:: EXTRAIT DU TEXTE

Tu évangélises les indicateurs de performances depuis plusieurs années. Où en sommes-nous ?

Cela ne fait pas si longtemps que cela quand on y pense. J’ai commencé chez SYNTELL à la fin avril 2011. Cela m’a pris environ 6 mois pour comprendre la technologie et les gens de RH (pour les RH, je ne suis pas certaine de tout comprendre). C’est en octobre 2011 que j’ai dit à mon très gentil patron (au cas où il lirait l’entrevue) :

« SYNTELL Capital Humain, ça ne sera pas de la tarte! Pas parce que le produit n’est pas prêt, c’est le marché qui n’est pas prêt. Il va falloir évangéliser, les gagner un par un… Les médias sociaux seront notre porte d’entrée et nous devrons donner, donner et donner beaucoup de contenu. Nous devrons former une tribu… une communauté. Il faut que lorsque les gens de RH penseront aux indicateurs de performance, qu’ils associent tout de suite le nom de SYNTELL. Et lorsqu’ils seront prêts à mettre en place des outils, le premier nom qui leur viendra en tête sera aussi SYNTELL. »

Donc, pour répondre à ta question, où en sommes-nous avec les indicateurs de performance? Je crois que les gens de RH ont passé l’étape de la prise de conscience (awareness). Mais, on n’est pas encore à l’adoption. Plusieurs mesurent, mais pas nécessairement les bonnes choses ou les choses qui ont de la valeur. On mesure beaucoup des indicateurs de suivi (nombre d’entrevue, nombre de plaintes, nombre d’heures de formation), mais très peu des indicateurs de résultats. Mais avant d’apprendre à courir, il faut apprendre à marcher. Pour connaitre l’état de la mesure RH au Québec, nous avons fait un sondage en collaboration avec les HEC Montréal. Ce sondage, réalisé par les chercheurs Michel Cossette, professeur adjoint au service de l’enseignement de la gestion des ressources humaines et Marie Raedecker, étudiante graduée de la maîtrise en gestion des ressources humaines, portait principalement sur le choix et le niveau d’utilisation des indicateurs de performance RH dans les organisations québécoises.

::::
:: ÉCHANTILLON DE DONNÉES

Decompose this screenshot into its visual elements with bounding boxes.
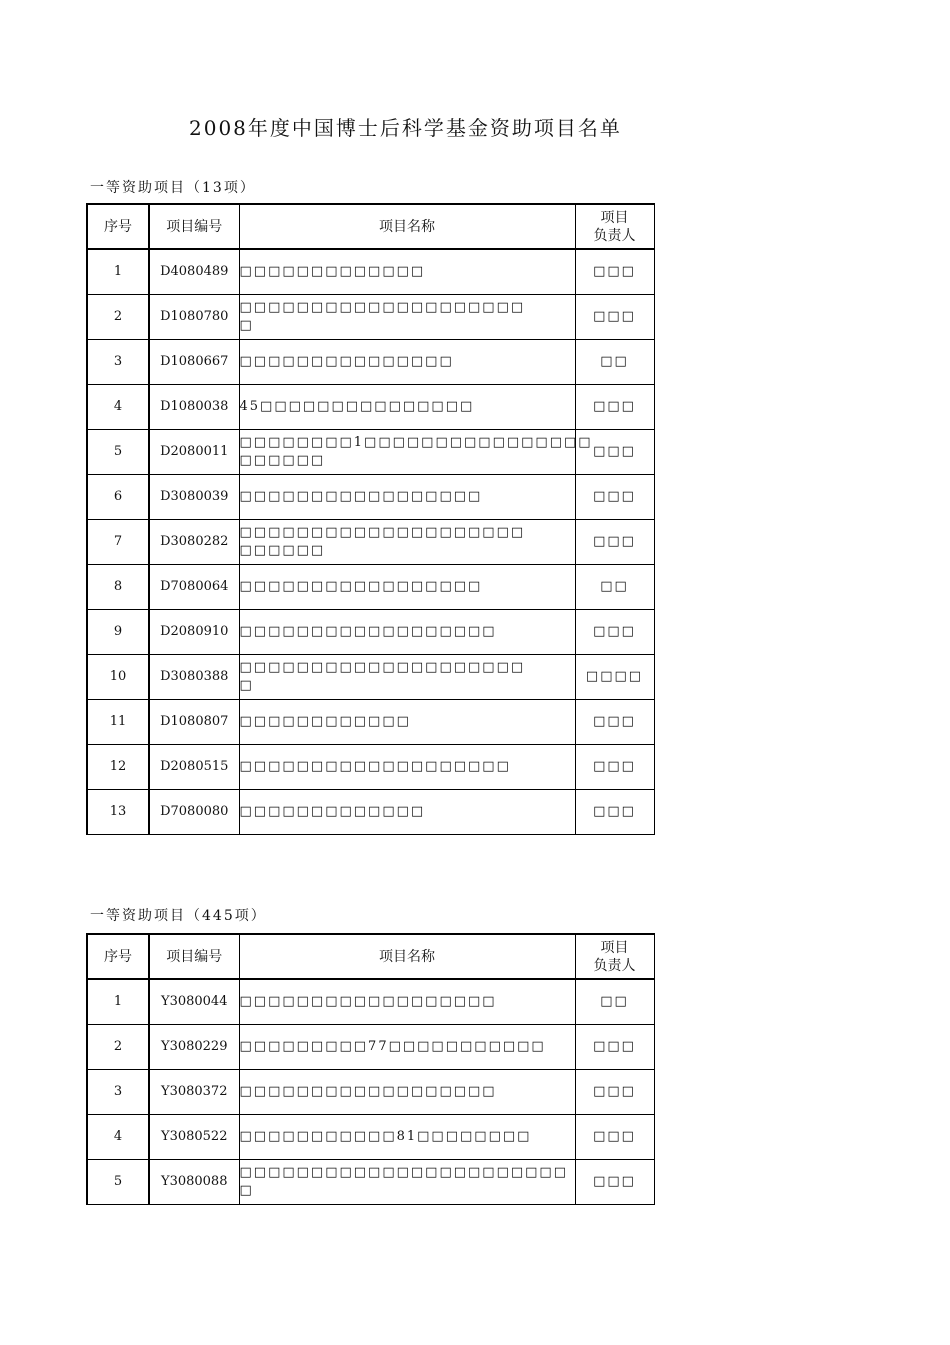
project-code: Y3080372 <box>149 1069 239 1114</box>
project-leader: □□□ <box>575 1069 654 1114</box>
project-code: D7080080 <box>149 789 239 834</box>
row-index: 6 <box>87 474 149 519</box>
project-leader: □□□ <box>575 429 654 474</box>
row-index: 12 <box>87 744 149 789</box>
row-index: 3 <box>87 1069 149 1114</box>
project-code: D3080039 <box>149 474 239 519</box>
header-index: 序号 <box>87 934 149 979</box>
project-name: □□□□□□□□□□□□□□□□□□ <box>239 1069 575 1114</box>
row-index: 5 <box>87 1159 149 1204</box>
table-row <box>87 294 654 339</box>
project-code: D1080038 <box>149 384 239 429</box>
table-row <box>87 429 654 474</box>
header-leader: 项目 负责人 <box>575 204 654 249</box>
project-name: □□□□□□□□□□□□ <box>239 699 575 744</box>
table-row <box>87 1024 654 1069</box>
project-code: Y3080522 <box>149 1114 239 1159</box>
table-row <box>87 699 654 744</box>
table-row <box>87 474 654 519</box>
section-label-2: 一等资助项目（445项） <box>90 908 267 924</box>
project-code: D4080489 <box>149 249 239 294</box>
page-title: 2008年度中国博士后科学基金资助项目名单 <box>189 116 622 140</box>
project-leader: □□□ <box>575 249 654 294</box>
project-code: Y3080044 <box>149 979 239 1024</box>
table-row <box>87 609 654 654</box>
header-name: 项目名称 <box>239 204 575 249</box>
row-index: 9 <box>87 609 149 654</box>
project-leader: □□□ <box>575 474 654 519</box>
header-name: 项目名称 <box>239 934 575 979</box>
project-name: 45□□□□□□□□□□□□□□□ <box>239 384 575 429</box>
project-name: □□□□□□□□□77□□□□□□□□□□□ <box>239 1024 575 1069</box>
table-row <box>87 519 654 564</box>
project-leader: □□□ <box>575 519 654 564</box>
project-code: D7080064 <box>149 564 239 609</box>
project-table-2 <box>86 933 655 1205</box>
project-name: □□□□□□□□□□□□□□□□□ <box>239 474 575 519</box>
project-code: D1080667 <box>149 339 239 384</box>
project-name: □□□□□□□□□□□□□ <box>239 789 575 834</box>
row-index: 10 <box>87 654 149 699</box>
project-name: □□□□□□□□□□□81□□□□□□□□ <box>239 1114 575 1159</box>
table-row <box>87 1069 654 1114</box>
row-index: 11 <box>87 699 149 744</box>
row-index: 1 <box>87 979 149 1024</box>
table-row <box>87 1159 654 1204</box>
table-row <box>87 249 654 294</box>
row-index: 2 <box>87 294 149 339</box>
row-index: 1 <box>87 249 149 294</box>
project-name: □□□□□□□□□□□□□□□□□ <box>239 564 575 609</box>
row-index: 7 <box>87 519 149 564</box>
project-leader: □□□ <box>575 294 654 339</box>
project-name: □□□□□□□□□□□□□□□□□□□ <box>239 744 575 789</box>
project-name: □□□□□□□□□□□□□□□□□□ <box>239 609 575 654</box>
project-name: □□□□□□□□□□□□□□□□□□□□ □□□□□□ <box>239 519 575 564</box>
project-leader: □□ <box>575 979 654 1024</box>
table-header-row <box>87 934 654 979</box>
project-name: □□□□□□□□□□□□□□□□□□□□ □ <box>239 294 575 339</box>
project-code: D1080780 <box>149 294 239 339</box>
table-row <box>87 339 654 384</box>
table-row <box>87 789 654 834</box>
project-name: □□□□□□□□□□□□□□□□□□□□□□□ □ <box>239 1159 575 1204</box>
table-row <box>87 744 654 789</box>
project-code: D2080910 <box>149 609 239 654</box>
table-row <box>87 654 654 699</box>
header-index: 序号 <box>87 204 149 249</box>
project-leader: □□□ <box>575 1114 654 1159</box>
header-leader: 项目 负责人 <box>575 934 654 979</box>
project-leader: □□□ <box>575 744 654 789</box>
project-name: □□□□□□□□□□□□□□□ <box>239 339 575 384</box>
row-index: 2 <box>87 1024 149 1069</box>
project-code: D3080388 <box>149 654 239 699</box>
project-leader: □□□□ <box>575 654 654 699</box>
project-leader: □□□ <box>575 1159 654 1204</box>
table-row <box>87 384 654 429</box>
header-code: 项目编号 <box>149 934 239 979</box>
project-leader: □□□ <box>575 384 654 429</box>
table-row <box>87 564 654 609</box>
project-leader: □□□ <box>575 609 654 654</box>
project-leader: □□ <box>575 339 654 384</box>
project-name: □□□□□□□□□□□□□□□□□□ <box>239 979 575 1024</box>
project-leader: □□□ <box>575 699 654 744</box>
row-index: 4 <box>87 1114 149 1159</box>
row-index: 8 <box>87 564 149 609</box>
header-code: 项目编号 <box>149 204 239 249</box>
project-code: D1080807 <box>149 699 239 744</box>
project-name: □□□□□□□□1□□□□□□□□□□□□□□□□ □□□□□□ <box>239 429 575 474</box>
row-index: 4 <box>87 384 149 429</box>
table-row <box>87 1114 654 1159</box>
row-index: 13 <box>87 789 149 834</box>
project-code: Y3080229 <box>149 1024 239 1069</box>
row-index: 3 <box>87 339 149 384</box>
project-name: □□□□□□□□□□□□□□□□□□□□ □ <box>239 654 575 699</box>
project-leader: □□□ <box>575 1024 654 1069</box>
project-name: □□□□□□□□□□□□□ <box>239 249 575 294</box>
table-row <box>87 979 654 1024</box>
project-code: Y3080088 <box>149 1159 239 1204</box>
row-index: 5 <box>87 429 149 474</box>
table-header-row <box>87 204 654 249</box>
project-table-1 <box>86 203 655 835</box>
project-code: D3080282 <box>149 519 239 564</box>
project-code: D2080515 <box>149 744 239 789</box>
project-leader: □□ <box>575 564 654 609</box>
project-code: D2080011 <box>149 429 239 474</box>
project-leader: □□□ <box>575 789 654 834</box>
section-label-1: 一等资助项目（13项） <box>90 180 256 196</box>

::::

CONSIGNE: Reprenez l'entrevue sur les indicateurs de performance RH à la suite de sa dernière phrase, dans le même ton.

RÉPONSE:
Les grandes conclusions sont les suivantes :

  • La majorité des entreprises mesure
  • La majorité des entreprises mesure leur efficience et non leur efficacité
  • On mesure surtout les activités RH (c’est très opérationnel… très loin du stratégique)
  • La majorité des entreprises n’ont aucune idée de ce que leur rapportent leurs programmes ou leurs initiatives RH.
  • La majorité utilise Excel comme outil informatique.

Que nous permettent-ils de faire ?

C’est drôle c’était le sujet de mon tout premier billet en novembre 2011 « Pourquoi mesurez l’efficacité de la fonction RH? ». Il est essentiel pour les professionnels RH de démontrer leur valeur à toute leur organisation et plus spécifiquement à la haute direction. Les RH ne peuvent plus jouer seulement un rôle de soutien, ils doivent agir comme un partenaire d’affaires. On entend souvent « les RH n’ont pas leur place au comité de direction » ou bien « les RH ne sont pas crédibles » ou encore « les RH ne parlent pas le même langage que les finances ». Ce qui compte c’est la valeur ajoutée que vous amenez à l’entreprise. Et la valeur, ça se mesure! La valeur ça passe soit par l’augmentation des revenus, la diminution des coûts ou bien la diminution du risque. Si vous n’êtes pas capable de faire un lien entre vos programmes ou initiatives RH et les objectifs organisationnels, vous êtes cuits…

Il faut mesurer les bonnes choses, soit la valeur que vous apportez et non les activités que vous réalisez.

Par exemple, si vous mesurez le temps de dotation, le nombre d’employés qui ont suivi une formation, le nombre d’employés embauchés faisant partie d’un groupe cible, vous êtes loin d’être stratégique. Vous mesurez seulement des activités. Il est important de les mesurer pour évaluer votre productivité, vos coûts et votre conformité par rapport aux règlements. Ces mesures sont importantes pour votre département RH. Mais la vraie question demeure « quels sont les résultats pour votre entreprise? » C’est comme avoir seulement la moitié de l’histoire. Ce qui compte, ce sont les résultats. Pour être stratégiques, les RH doivent se concentrer sur les indicateurs à valeur ajoutée. Dave Ulrich, co-auteur du fameux livre « The HR Scorecard : Linking people, strategy and performance » et grand penseur RH, a dit : « Vous êtes seulement efficace si vous ajoutez de la valeur », « Ceci veut dire que vous n’êtes pas jugé sur ce que vous faites, mais bien, sur ce que vous livrez ».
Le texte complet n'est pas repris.